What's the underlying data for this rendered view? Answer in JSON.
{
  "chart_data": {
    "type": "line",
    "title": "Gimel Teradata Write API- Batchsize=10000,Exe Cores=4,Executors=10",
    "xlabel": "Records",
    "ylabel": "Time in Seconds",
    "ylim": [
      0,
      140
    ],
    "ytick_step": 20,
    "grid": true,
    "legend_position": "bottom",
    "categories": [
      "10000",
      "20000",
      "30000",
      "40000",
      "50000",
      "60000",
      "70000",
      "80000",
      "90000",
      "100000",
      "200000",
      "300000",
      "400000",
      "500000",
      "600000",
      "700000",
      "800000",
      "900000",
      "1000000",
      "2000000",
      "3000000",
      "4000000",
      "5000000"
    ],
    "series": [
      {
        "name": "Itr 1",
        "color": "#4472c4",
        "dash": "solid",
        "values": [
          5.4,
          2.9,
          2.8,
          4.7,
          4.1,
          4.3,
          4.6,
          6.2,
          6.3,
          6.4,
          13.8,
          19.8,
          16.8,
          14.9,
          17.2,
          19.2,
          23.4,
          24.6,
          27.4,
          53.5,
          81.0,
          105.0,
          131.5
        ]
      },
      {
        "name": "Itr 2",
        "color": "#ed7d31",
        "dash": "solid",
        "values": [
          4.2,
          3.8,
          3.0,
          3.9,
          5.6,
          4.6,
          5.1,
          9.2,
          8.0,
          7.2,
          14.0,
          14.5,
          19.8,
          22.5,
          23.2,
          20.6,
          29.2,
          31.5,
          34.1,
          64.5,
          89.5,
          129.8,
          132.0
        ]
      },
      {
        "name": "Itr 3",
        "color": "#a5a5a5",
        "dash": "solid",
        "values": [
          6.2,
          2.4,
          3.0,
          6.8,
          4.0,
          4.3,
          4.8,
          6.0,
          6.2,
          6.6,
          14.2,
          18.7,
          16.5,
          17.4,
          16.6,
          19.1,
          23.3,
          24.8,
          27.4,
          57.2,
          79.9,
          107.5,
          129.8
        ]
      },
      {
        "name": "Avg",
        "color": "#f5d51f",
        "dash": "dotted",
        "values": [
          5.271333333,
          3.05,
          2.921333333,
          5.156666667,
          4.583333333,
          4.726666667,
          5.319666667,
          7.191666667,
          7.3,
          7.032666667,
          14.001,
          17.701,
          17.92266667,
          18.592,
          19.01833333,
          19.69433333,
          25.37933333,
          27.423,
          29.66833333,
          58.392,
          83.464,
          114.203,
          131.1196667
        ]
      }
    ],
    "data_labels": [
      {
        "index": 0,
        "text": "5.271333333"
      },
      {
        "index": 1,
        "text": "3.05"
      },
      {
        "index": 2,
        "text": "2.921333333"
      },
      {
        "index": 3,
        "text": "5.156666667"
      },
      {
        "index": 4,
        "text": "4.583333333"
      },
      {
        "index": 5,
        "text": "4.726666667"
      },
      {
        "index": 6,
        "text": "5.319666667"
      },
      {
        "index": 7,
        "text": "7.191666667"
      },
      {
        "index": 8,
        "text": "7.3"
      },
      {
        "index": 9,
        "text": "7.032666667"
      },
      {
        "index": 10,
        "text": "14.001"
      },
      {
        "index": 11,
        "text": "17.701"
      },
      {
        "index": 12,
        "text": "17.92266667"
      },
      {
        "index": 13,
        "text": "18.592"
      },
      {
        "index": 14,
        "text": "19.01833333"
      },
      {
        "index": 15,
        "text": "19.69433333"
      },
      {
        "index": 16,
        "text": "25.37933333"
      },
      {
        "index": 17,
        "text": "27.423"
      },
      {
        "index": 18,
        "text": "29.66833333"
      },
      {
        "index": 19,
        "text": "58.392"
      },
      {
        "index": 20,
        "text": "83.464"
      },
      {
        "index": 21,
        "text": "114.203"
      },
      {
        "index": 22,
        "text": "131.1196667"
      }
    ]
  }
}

TASK DESCRIPTION: Extract the data exactly as given.

OUTPUT OF THE TASK:
What's the underlying data for this rendered view? Answer in JSON.
{
  "chart_data": {
    "type": "line",
    "title": "Gimel Teradata Write API- Batchsize=10000,Exe Cores=4,Executors=10",
    "xlabel": "Records",
    "ylabel": "Time in Seconds",
    "ylim": [
      0,
      140
    ],
    "ytick_step": 20,
    "grid": true,
    "legend_position": "bottom",
    "categories": [
      "10000",
      "20000",
      "30000",
      "40000",
      "50000",
      "60000",
      "70000",
      "80000",
      "90000",
      "100000",
      "200000",
      "300000",
      "400000",
      "500000",
      "600000",
      "700000",
      "800000",
      "900000",
      "1000000",
      "2000000",
      "3000000",
      "4000000",
      "5000000"
    ],
    "series": [
      {
        "name": "Itr 1",
        "color": "#4472c4",
        "dash": "solid",
        "values": [
          5.4,
          2.9,
          2.8,
          4.7,
          4.1,
          4.3,
          4.6,
          6.2,
          6.3,
          6.4,
          13.8,
          19.8,
          16.8,
          14.9,
          17.2,
          19.2,
          23.4,
          24.6,
          27.4,
          53.5,
          81.0,
          105.0,
          131.5
        ]
      },
      {
        "name": "Itr 2",
        "color": "#ed7d31",
        "dash": "solid",
        "values": [
          4.2,
          3.8,
          3.0,
          3.9,
          5.6,
          4.6,
          5.1,
          9.2,
          8.0,
          7.2,
          14.0,
          14.5,
          19.8,
          22.5,
          23.2,
          20.6,
          29.2,
          31.5,
          34.1,
          64.5,
          89.5,
          129.8,
          132.0
        ]
      },
      {
        "name": "Itr 3",
        "color": "#a5a5a5",
        "dash": "solid",
        "values": [
          6.2,
          2.4,
          3.0,
          6.8,
          4.0,
          4.3,
          4.8,
          6.0,
          6.2,
          6.6,
          14.2,
          18.7,
          16.5,
          17.4,
          16.6,
          19.1,
          23.3,
          24.8,
          27.4,
          57.2,
          79.9,
          107.5,
          129.8
        ]
      },
      {
        "name": "Avg",
        "color": "#f5d51f",
        "dash": "dotted",
        "values": [
          5.271333333,
          3.05,
          2.921333333,
          5.156666667,
          4.583333333,
          4.726666667,
          5.319666667,
          7.191666667,
          7.3,
          7.032666667,
          14.001,
          17.701,
          17.92266667,
          18.592,
          19.01833333,
          19.69433333,
          25.37933333,
          27.423,
          29.66833333,
          58.392,
          83.464,
          114.203,
          131.1196667
        ]
      }
    ],
    "data_labels": [
      {
        "index": 0,
        "text": "5.271333333"
      },
      {
        "index": 1,
        "text": "3.05"
      },
      {
        "index": 2,
        "text": "2.921333333"
      },
      {
        "index": 3,
        "text": "5.156666667"
      },
      {
        "index": 4,
        "text": "4.583333333"
      },
      {
        "index": 5,
        "text": "4.726666667"
      },
      {
        "index": 6,
        "text": "5.319666667"
      },
      {
        "index": 7,
        "text": "7.191666667"
      },
      {
        "index": 8,
        "text": "7.3"
      },
      {
        "index": 9,
        "text": "7.032666667"
      },
      {
        "index": 10,
        "text": "14.001"
      },
      {
        "index": 11,
        "text": "17.701"
      },
      {
        "index": 12,
        "text": "17.92266667"
      },
      {
        "index": 13,
        "text": "18.592"
      },
      {
        "index": 14,
        "text": "19.01833333"
      },
      {
        "index": 15,
        "text": "19.69433333"
      },
      {
        "index": 16,
        "text": "25.37933333"
      },
      {
        "index": 17,
        "text": "27.423"
      },
      {
        "index": 18,
        "text": "29.66833333"
      },
      {
        "index": 19,
        "text": "58.392"
      },
      {
        "index": 20,
        "text": "83.464"
      },
      {
        "index": 21,
        "text": "114.203"
      },
      {
        "index": 22,
        "text": "131.1196667"
      }
    ]
  }
}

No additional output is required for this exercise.